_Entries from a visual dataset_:
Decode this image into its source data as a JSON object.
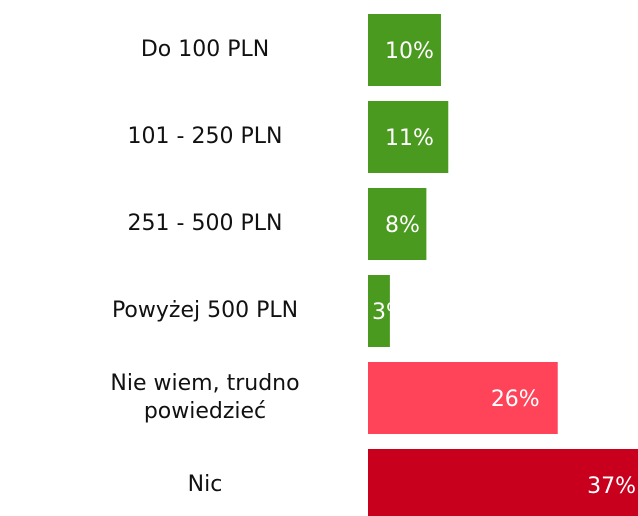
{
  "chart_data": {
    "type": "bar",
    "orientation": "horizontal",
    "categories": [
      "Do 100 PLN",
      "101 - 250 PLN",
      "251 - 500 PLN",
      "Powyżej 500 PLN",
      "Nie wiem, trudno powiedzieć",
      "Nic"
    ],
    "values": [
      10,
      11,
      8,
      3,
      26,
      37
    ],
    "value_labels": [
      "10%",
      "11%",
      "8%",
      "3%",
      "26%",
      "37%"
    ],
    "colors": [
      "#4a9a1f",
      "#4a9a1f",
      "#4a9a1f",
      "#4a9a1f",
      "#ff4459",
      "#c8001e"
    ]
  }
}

_Stated task_:
Can the entries above be repeated exactly, without their pictures?

_Completed task_:
Decode this image into its source data as a JSON object.
{
  "chart_data": {
    "type": "bar",
    "orientation": "horizontal",
    "categories": [
      "Do 100 PLN",
      "101 - 250 PLN",
      "251 - 500 PLN",
      "Powyżej 500 PLN",
      "Nie wiem, trudno powiedzieć",
      "Nic"
    ],
    "values": [
      10,
      11,
      8,
      3,
      26,
      37
    ],
    "value_labels": [
      "10%",
      "11%",
      "8%",
      "3%",
      "26%",
      "37%"
    ],
    "colors": [
      "#4a9a1f",
      "#4a9a1f",
      "#4a9a1f",
      "#4a9a1f",
      "#ff4459",
      "#c8001e"
    ]
  }
}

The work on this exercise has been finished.